═══ Dataset records

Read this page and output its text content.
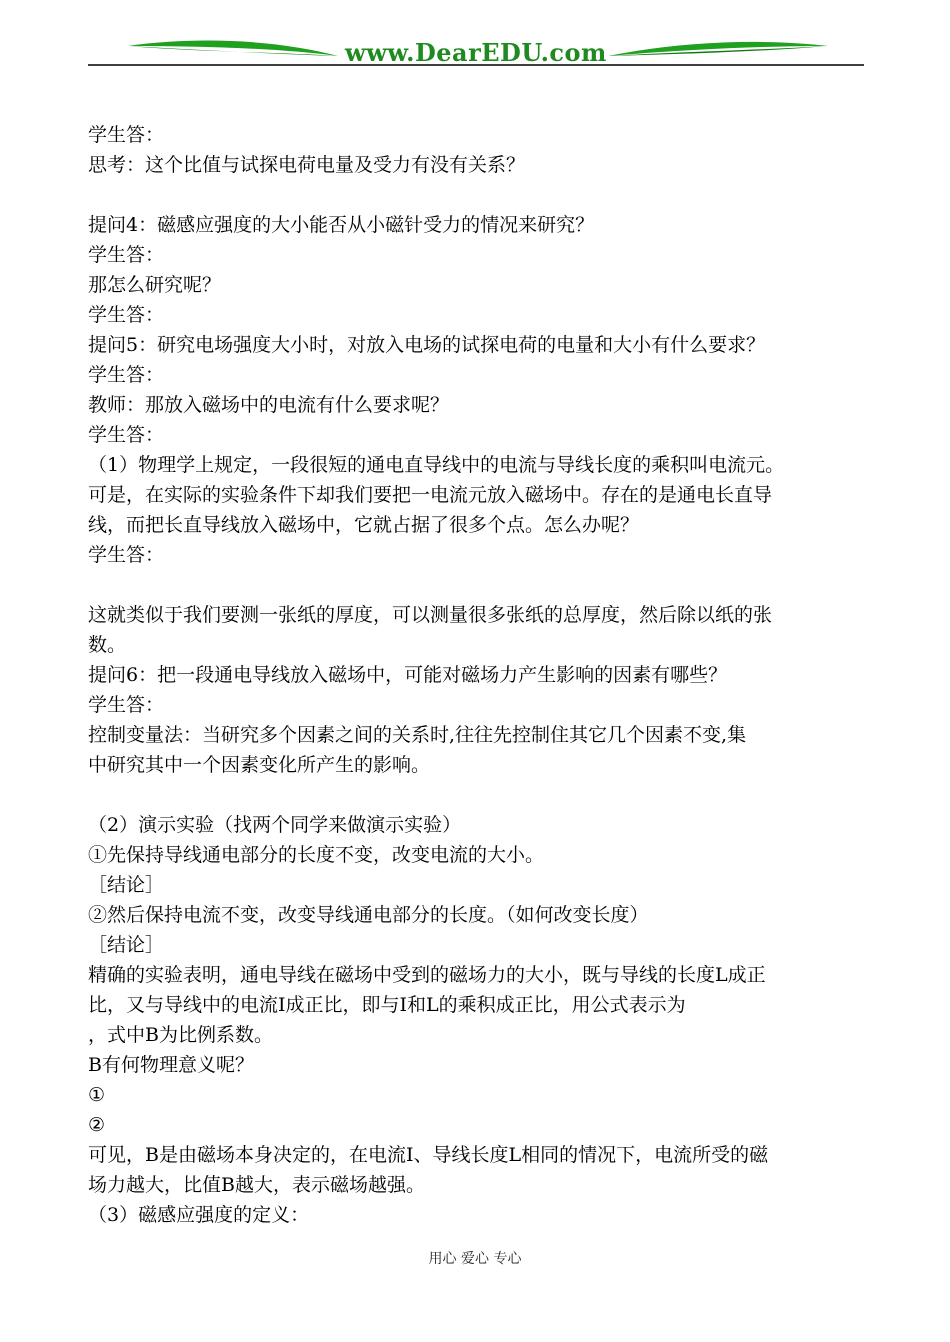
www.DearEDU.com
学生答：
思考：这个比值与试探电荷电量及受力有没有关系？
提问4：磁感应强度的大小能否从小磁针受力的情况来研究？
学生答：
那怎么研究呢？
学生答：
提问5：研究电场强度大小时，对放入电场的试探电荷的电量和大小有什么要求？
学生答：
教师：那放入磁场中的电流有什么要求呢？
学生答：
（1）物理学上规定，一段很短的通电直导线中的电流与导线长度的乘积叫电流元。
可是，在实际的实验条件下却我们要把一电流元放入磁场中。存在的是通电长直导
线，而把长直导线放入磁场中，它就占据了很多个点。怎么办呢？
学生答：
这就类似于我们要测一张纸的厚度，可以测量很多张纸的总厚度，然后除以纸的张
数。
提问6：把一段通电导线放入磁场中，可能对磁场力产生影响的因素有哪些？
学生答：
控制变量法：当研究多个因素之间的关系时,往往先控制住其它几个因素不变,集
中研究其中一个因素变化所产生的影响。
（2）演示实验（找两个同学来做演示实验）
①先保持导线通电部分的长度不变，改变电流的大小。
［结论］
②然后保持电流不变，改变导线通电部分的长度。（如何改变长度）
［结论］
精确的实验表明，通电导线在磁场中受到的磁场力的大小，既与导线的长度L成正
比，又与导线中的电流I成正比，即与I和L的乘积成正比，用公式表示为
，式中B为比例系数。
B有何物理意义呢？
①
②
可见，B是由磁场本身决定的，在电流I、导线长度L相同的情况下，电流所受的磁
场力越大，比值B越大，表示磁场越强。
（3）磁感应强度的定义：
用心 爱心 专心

══════
═══ Dataset records

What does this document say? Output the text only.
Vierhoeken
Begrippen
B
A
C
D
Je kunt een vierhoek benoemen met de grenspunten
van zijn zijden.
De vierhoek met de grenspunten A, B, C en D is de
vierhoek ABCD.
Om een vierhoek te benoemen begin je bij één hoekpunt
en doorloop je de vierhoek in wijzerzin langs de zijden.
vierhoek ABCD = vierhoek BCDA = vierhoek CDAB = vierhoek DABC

══════

### Direction
Identify every line above with the string "zijden" in it. Copy those lines.

### Solved exercise
van zijn zijden.
en doorloop je de vierhoek in wijzerzin langs de zijden.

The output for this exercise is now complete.